***** Data

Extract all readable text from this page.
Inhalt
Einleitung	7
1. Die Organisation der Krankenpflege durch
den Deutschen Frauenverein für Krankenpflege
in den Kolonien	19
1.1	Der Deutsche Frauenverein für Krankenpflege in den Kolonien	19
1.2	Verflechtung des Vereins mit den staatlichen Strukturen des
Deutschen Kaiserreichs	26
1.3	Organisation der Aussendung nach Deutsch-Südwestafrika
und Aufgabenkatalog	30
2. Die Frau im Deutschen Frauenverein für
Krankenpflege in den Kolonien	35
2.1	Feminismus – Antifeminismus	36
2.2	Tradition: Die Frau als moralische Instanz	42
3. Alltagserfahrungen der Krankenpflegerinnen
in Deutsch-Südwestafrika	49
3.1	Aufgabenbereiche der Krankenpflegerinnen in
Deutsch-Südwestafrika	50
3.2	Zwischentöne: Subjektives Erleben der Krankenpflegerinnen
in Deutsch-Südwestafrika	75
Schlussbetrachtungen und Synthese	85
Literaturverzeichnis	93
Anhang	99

**********

**Exercise task**
Each line above is to be repeated exactly.

**Exercise response**
Extract all readable text from this page.
Inhalt
Einleitung	7
1. Die Organisation der Krankenpflege durch
den Deutschen Frauenverein für Krankenpflege
in den Kolonien	19
1.1	Der Deutsche Frauenverein für Krankenpflege in den Kolonien	19
1.2	Verflechtung des Vereins mit den staatlichen Strukturen des
Deutschen Kaiserreichs	26
1.3	Organisation der Aussendung nach Deutsch-Südwestafrika
und Aufgabenkatalog	30
2. Die Frau im Deutschen Frauenverein für
Krankenpflege in den Kolonien	35
2.1	Feminismus – Antifeminismus	36
2.2	Tradition: Die Frau als moralische Instanz	42
3. Alltagserfahrungen der Krankenpflegerinnen
in Deutsch-Südwestafrika	49
3.1	Aufgabenbereiche der Krankenpflegerinnen in
Deutsch-Südwestafrika	50
3.2	Zwischentöne: Subjektives Erleben der Krankenpflegerinnen
in Deutsch-Südwestafrika	75
Schlussbetrachtungen und Synthese	85
Literaturverzeichnis	93
Anhang	99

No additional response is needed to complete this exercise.